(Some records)
— START —

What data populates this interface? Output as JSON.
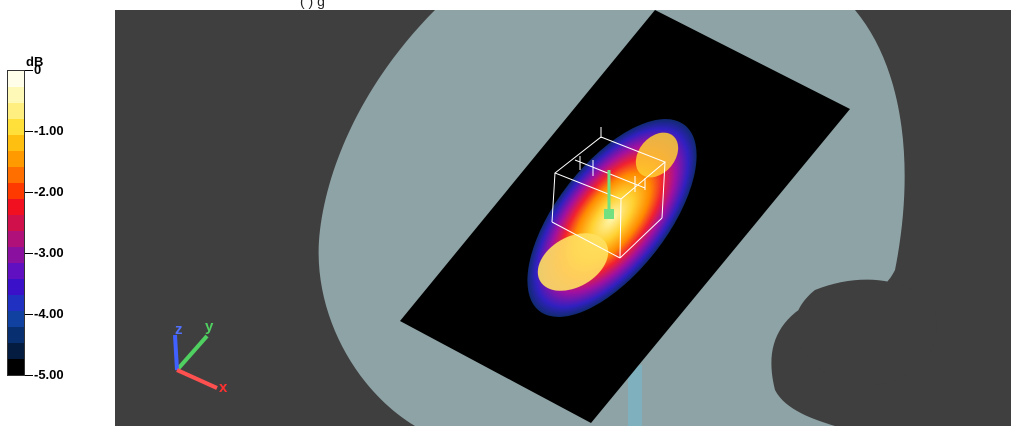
{
  "header": {
    "text": "(                )                    g"
  },
  "legend": {
    "unit": "dB",
    "ticks": [
      "0",
      "-1.00",
      "-2.00",
      "-3.00",
      "-4.00",
      "-5.00"
    ],
    "colors": [
      "#fffee8",
      "#fff9b8",
      "#ffef80",
      "#ffdf3a",
      "#ffbf10",
      "#ff9a00",
      "#ff6f00",
      "#ff3a00",
      "#f01020",
      "#d0104a",
      "#b0107a",
      "#8a10a0",
      "#6010c0",
      "#3a10c8",
      "#2030c0",
      "#1040a0",
      "#083070",
      "#041c40",
      "#000000"
    ]
  },
  "scene": {
    "background": "#3f3f3f",
    "head_color": "#8ea3a6",
    "plane_color": "#000000",
    "axes": {
      "x": "x",
      "y": "y",
      "z": "z"
    }
  }
}
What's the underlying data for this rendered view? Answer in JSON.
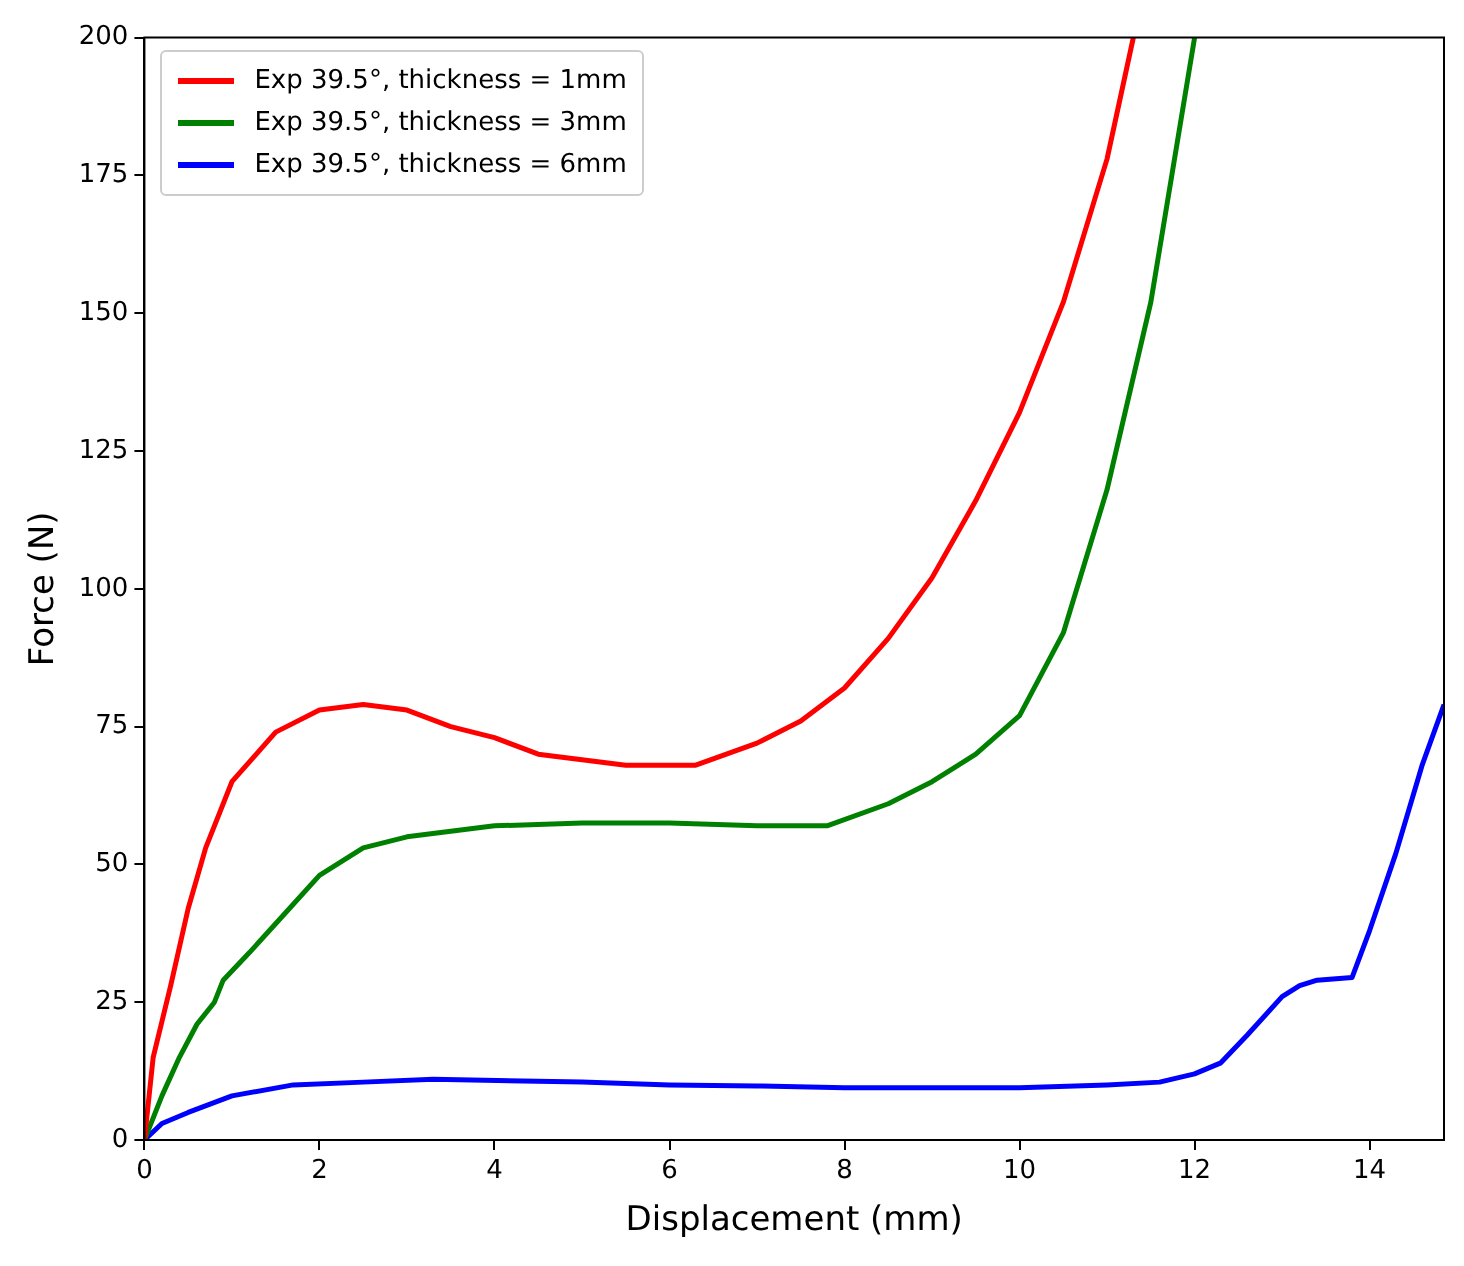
{
  "chart_data": {
    "type": "line",
    "xlabel": "Displacement (mm)",
    "ylabel": "Force (N)",
    "xlim": [
      0,
      14.85
    ],
    "ylim": [
      0,
      200
    ],
    "xticks": [
      0,
      2,
      4,
      6,
      8,
      10,
      12,
      14
    ],
    "yticks": [
      0,
      25,
      50,
      75,
      100,
      125,
      150,
      175,
      200
    ],
    "grid": false,
    "legend": "top left",
    "marker": "none",
    "line_style": "solid",
    "series": [
      {
        "name": "Exp 39.5°, thickness = 1mm",
        "color": "#ff0000",
        "x": [
          0,
          0.1,
          0.3,
          0.5,
          0.7,
          1,
          1.5,
          2,
          2.5,
          3,
          3.5,
          4,
          4.5,
          5,
          5.5,
          6,
          6.3,
          7,
          7.5,
          8,
          8.5,
          9,
          9.5,
          10,
          10.5,
          11,
          11.3
        ],
        "values": [
          0,
          15,
          28,
          42,
          53,
          65,
          74,
          78,
          79,
          78,
          75,
          73,
          70,
          69,
          68,
          68,
          68,
          72,
          76,
          82,
          91,
          102,
          116,
          132,
          152,
          178,
          200
        ]
      },
      {
        "name": "Exp 39.5°, thickness = 3mm",
        "color": "#008000",
        "x": [
          0,
          0.2,
          0.4,
          0.6,
          0.8,
          0.9,
          1.2,
          1.6,
          2,
          2.5,
          3,
          4,
          5,
          6,
          7,
          7.8,
          8.5,
          9,
          9.5,
          10,
          10.5,
          11,
          11.5,
          12
        ],
        "values": [
          0,
          8,
          15,
          21,
          25,
          29,
          34,
          41,
          48,
          53,
          55,
          57,
          57.5,
          57.5,
          57,
          57,
          61,
          65,
          70,
          77,
          92,
          118,
          152,
          200
        ]
      },
      {
        "name": "Exp 39.5°, thickness = 6mm",
        "color": "#0000ff",
        "x": [
          0,
          0.2,
          0.5,
          1,
          1.7,
          2.5,
          3.3,
          5,
          6,
          7,
          8,
          10,
          11,
          11.6,
          12,
          12.3,
          12.6,
          13,
          13.2,
          13.4,
          13.8,
          14,
          14.3,
          14.6,
          14.85
        ],
        "values": [
          0,
          3,
          5,
          8,
          10,
          10.5,
          11,
          10.5,
          10,
          9.8,
          9.5,
          9.5,
          10,
          10.5,
          12,
          14,
          19,
          26,
          28,
          29,
          29.5,
          38,
          52,
          68,
          79
        ]
      }
    ]
  }
}
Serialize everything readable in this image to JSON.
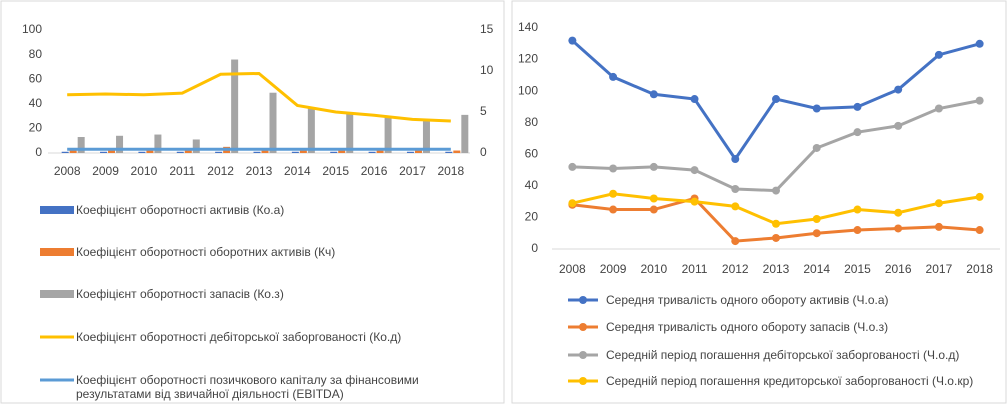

— END —

Exercise directions. Select every line in the material above where the string "JSON" occurs, and copy it.

Result of the exercise.
What data populates this interface? Output as JSON.
What's the underlying data for this rendered view? Answer in JSON.
Serialize everything readable in this image to JSON.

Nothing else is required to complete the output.